## Exercise objective
Go over the entries below line by line, copying each one that contains the word "text".

## Data to use
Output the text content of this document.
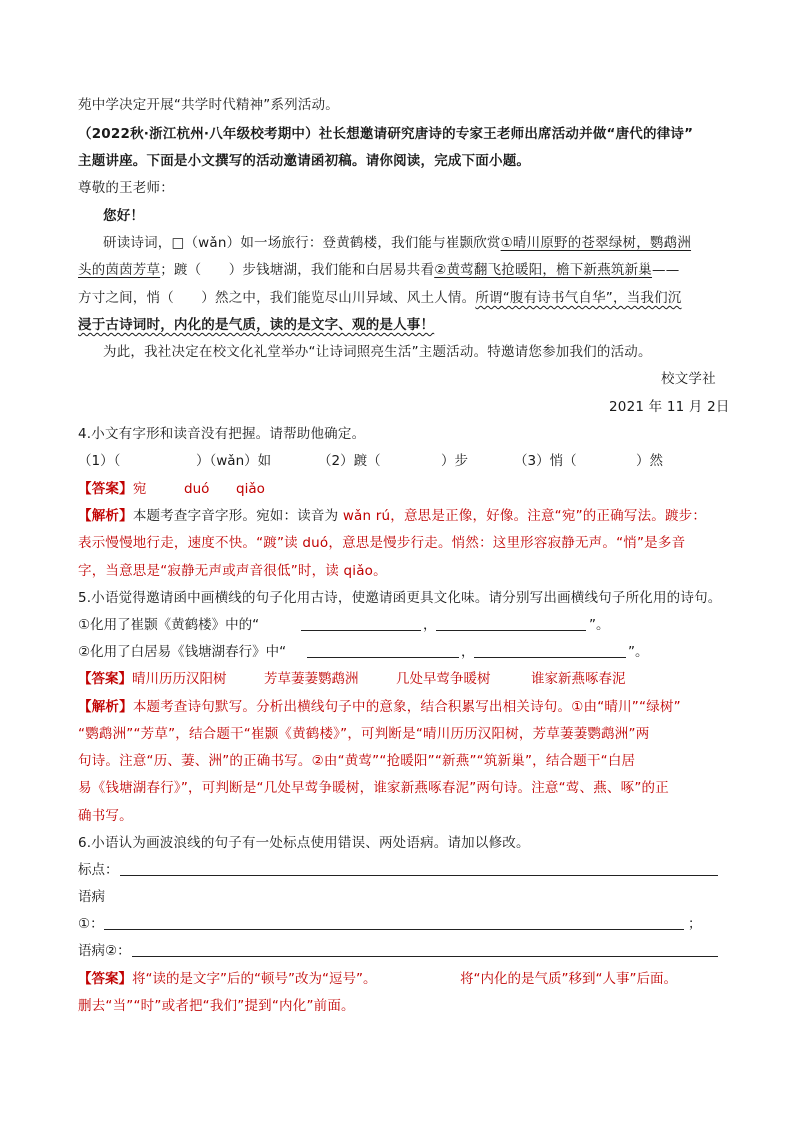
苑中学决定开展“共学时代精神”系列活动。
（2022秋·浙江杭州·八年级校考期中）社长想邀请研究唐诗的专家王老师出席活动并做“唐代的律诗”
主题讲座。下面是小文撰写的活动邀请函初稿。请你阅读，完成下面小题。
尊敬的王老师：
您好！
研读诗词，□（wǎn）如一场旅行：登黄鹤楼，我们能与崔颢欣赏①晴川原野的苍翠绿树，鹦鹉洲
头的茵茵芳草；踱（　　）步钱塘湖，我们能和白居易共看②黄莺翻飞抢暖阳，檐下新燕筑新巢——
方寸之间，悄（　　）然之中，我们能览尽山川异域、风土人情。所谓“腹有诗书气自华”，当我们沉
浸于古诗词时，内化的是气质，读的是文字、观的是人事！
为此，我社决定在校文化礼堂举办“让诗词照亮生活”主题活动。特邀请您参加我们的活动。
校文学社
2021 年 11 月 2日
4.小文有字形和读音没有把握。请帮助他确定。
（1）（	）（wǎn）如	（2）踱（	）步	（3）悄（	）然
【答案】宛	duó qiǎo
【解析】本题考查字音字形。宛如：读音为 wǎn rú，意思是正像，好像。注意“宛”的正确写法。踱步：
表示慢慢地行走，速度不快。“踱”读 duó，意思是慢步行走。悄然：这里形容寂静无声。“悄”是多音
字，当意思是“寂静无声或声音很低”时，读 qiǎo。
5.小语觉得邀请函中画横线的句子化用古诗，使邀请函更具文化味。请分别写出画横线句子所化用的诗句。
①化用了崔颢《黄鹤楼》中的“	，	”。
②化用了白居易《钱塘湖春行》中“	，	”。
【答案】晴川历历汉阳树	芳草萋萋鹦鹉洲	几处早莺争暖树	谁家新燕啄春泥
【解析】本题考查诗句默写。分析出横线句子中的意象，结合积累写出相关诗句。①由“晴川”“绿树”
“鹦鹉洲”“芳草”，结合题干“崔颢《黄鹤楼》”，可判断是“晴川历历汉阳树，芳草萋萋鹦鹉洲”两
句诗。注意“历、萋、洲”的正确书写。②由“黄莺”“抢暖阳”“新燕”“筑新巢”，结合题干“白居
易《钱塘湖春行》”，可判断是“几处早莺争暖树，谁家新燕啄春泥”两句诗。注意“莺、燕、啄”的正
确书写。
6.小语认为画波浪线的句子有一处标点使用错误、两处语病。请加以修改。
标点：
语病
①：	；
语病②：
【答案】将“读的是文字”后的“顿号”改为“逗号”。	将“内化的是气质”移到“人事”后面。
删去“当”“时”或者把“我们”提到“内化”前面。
...
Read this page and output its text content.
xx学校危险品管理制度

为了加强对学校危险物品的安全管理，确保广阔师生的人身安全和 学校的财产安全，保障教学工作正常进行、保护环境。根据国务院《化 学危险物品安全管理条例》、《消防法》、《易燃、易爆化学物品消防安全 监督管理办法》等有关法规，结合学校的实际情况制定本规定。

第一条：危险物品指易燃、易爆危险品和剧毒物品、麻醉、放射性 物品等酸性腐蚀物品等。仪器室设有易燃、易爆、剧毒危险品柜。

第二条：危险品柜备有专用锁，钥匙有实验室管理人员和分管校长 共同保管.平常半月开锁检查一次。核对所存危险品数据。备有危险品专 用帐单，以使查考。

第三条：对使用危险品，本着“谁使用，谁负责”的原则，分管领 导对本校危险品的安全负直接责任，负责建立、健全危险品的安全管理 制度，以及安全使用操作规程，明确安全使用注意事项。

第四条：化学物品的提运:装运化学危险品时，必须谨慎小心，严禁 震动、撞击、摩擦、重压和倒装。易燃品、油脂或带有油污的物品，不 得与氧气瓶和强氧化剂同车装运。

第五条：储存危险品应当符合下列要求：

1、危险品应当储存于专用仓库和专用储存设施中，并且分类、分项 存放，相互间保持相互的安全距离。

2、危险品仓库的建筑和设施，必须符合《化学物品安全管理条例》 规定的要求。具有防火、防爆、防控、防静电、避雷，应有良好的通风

## Exercise result
Output the text content of this document.
Read this page and output its text content.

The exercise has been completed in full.